>>>

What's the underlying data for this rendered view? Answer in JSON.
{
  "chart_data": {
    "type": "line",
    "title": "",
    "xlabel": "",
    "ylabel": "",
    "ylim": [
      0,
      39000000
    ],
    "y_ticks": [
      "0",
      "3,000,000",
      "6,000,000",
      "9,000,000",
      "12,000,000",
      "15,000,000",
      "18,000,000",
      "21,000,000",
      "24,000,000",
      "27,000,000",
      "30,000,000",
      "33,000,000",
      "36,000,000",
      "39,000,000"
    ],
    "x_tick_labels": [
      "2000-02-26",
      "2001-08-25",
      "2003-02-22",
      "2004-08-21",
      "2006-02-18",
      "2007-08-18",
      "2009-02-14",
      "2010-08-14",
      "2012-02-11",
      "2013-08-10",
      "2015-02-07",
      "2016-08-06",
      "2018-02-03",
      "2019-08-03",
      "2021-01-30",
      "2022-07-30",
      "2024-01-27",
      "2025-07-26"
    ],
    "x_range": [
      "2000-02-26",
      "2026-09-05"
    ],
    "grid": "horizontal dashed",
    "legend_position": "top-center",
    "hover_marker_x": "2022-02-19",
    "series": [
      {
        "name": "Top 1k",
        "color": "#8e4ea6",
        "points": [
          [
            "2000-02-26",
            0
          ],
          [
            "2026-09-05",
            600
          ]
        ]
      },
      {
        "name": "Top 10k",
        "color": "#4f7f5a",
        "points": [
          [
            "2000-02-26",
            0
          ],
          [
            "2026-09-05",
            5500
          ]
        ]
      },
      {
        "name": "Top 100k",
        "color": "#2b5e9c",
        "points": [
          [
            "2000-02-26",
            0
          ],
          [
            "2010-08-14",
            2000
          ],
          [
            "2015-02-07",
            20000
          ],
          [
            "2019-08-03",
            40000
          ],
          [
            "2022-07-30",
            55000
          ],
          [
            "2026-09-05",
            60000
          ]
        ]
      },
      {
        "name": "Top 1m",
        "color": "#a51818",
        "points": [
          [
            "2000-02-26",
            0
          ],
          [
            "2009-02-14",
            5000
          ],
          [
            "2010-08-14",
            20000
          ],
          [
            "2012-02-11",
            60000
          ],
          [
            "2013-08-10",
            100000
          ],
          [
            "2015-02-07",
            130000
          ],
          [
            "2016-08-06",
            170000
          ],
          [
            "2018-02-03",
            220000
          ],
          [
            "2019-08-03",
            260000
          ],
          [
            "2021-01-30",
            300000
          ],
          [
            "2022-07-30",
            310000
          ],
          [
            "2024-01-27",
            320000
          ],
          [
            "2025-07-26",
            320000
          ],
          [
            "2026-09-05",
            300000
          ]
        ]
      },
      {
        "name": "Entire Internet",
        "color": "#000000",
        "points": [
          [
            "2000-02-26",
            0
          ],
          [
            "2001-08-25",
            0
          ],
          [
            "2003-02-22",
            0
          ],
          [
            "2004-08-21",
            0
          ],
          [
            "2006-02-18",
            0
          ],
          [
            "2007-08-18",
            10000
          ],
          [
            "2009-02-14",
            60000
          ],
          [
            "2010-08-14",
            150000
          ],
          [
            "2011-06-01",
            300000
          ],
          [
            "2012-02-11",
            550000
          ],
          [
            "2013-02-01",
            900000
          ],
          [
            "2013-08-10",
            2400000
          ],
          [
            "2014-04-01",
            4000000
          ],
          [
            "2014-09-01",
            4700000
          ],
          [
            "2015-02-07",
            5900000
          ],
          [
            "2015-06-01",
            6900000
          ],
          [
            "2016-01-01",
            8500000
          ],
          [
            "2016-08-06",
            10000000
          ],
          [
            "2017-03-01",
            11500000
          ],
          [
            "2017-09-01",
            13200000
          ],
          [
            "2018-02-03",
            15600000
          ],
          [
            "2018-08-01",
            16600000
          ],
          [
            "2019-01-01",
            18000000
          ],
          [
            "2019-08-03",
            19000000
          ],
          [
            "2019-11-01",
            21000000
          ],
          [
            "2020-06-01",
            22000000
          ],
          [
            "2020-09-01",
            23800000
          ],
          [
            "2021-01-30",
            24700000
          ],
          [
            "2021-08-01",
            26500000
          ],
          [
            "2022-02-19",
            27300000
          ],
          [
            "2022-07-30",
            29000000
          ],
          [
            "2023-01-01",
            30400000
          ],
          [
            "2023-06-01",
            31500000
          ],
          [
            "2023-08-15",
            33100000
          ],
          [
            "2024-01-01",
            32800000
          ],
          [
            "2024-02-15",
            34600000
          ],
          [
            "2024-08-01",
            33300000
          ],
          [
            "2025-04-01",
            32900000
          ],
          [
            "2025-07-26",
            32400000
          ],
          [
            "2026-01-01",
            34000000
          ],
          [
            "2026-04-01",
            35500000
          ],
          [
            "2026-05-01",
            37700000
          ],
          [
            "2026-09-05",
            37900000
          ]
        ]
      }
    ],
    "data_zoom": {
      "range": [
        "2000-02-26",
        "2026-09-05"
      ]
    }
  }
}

<<<

> Objective
Give only the number of lines in the records that contain the string "name".

> Answer to the problem
5